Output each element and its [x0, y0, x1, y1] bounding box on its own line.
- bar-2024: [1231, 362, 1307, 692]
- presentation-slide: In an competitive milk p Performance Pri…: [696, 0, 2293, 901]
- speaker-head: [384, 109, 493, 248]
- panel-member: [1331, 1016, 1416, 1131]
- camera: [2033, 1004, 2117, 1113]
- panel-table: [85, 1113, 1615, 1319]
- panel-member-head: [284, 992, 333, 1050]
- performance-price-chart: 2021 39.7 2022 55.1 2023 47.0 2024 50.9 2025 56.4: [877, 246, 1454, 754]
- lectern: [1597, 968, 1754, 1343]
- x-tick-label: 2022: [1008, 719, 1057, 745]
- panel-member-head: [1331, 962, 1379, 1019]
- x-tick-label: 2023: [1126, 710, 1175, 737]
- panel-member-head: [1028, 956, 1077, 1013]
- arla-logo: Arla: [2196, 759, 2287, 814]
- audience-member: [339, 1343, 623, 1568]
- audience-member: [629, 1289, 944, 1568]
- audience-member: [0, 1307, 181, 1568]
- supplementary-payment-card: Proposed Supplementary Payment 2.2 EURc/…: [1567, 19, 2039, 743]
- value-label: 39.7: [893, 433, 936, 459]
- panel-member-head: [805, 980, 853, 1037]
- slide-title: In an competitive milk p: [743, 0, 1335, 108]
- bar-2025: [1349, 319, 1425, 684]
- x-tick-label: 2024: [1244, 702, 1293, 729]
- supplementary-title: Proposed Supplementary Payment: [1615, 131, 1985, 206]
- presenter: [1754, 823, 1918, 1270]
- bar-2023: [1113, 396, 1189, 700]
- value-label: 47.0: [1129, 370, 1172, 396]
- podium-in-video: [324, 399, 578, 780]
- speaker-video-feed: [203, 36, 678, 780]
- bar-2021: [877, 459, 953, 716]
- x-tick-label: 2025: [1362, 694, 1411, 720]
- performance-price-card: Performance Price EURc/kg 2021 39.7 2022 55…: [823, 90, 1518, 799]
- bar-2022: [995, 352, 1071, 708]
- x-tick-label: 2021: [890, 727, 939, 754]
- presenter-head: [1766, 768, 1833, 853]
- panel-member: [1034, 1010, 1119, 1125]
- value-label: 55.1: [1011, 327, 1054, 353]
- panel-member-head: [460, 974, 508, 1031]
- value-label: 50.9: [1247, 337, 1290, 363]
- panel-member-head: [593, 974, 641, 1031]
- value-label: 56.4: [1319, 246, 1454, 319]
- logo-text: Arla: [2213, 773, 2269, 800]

Task prompt — Reproduce every line of the data above word for word, from the first line through the last, with no changes.

Task answer —
Output each element and its [x0, y0, x1, y1] bounding box on its own line.
- bar-2024: [1231, 362, 1307, 692]
- presentation-slide: In an competitive milk p Performance Pri…: [696, 0, 2293, 901]
- speaker-head: [384, 109, 493, 248]
- panel-member: [1331, 1016, 1416, 1131]
- camera: [2033, 1004, 2117, 1113]
- panel-table: [85, 1113, 1615, 1319]
- panel-member-head: [284, 992, 333, 1050]
- performance-price-chart: 2021 39.7 2022 55.1 2023 47.0 2024 50.9 2025 56.4: [877, 246, 1454, 754]
- lectern: [1597, 968, 1754, 1343]
- x-tick-label: 2022: [1008, 719, 1057, 745]
- panel-member-head: [1331, 962, 1379, 1019]
- x-tick-label: 2023: [1126, 710, 1175, 737]
- panel-member-head: [1028, 956, 1077, 1013]
- arla-logo: Arla: [2196, 759, 2287, 814]
- audience-member: [339, 1343, 623, 1568]
- audience-member: [629, 1289, 944, 1568]
- audience-member: [0, 1307, 181, 1568]
- supplementary-payment-card: Proposed Supplementary Payment 2.2 EURc/…: [1567, 19, 2039, 743]
- value-label: 39.7: [893, 433, 936, 459]
- panel-member-head: [805, 980, 853, 1037]
- slide-title: In an competitive milk p: [743, 0, 1335, 108]
- bar-2025: [1349, 319, 1425, 684]
- x-tick-label: 2024: [1244, 702, 1293, 729]
- supplementary-title: Proposed Supplementary Payment: [1615, 131, 1985, 206]
- presenter: [1754, 823, 1918, 1270]
- bar-2023: [1113, 396, 1189, 700]
- value-label: 47.0: [1129, 370, 1172, 396]
- podium-in-video: [324, 399, 578, 780]
- speaker-video-feed: [203, 36, 678, 780]
- bar-2021: [877, 459, 953, 716]
- x-tick-label: 2025: [1362, 694, 1411, 720]
- performance-price-card: Performance Price EURc/kg 2021 39.7 2022 55…: [823, 90, 1518, 799]
- bar-2022: [995, 352, 1071, 708]
- x-tick-label: 2021: [890, 727, 939, 754]
- presenter-head: [1766, 768, 1833, 853]
- panel-member: [1034, 1010, 1119, 1125]
- value-label: 55.1: [1011, 327, 1054, 353]
- panel-member-head: [460, 974, 508, 1031]
- value-label: 50.9: [1247, 337, 1290, 363]
- panel-member-head: [593, 974, 641, 1031]
- value-label: 56.4: [1319, 246, 1454, 319]
- logo-text: Arla: [2213, 773, 2269, 800]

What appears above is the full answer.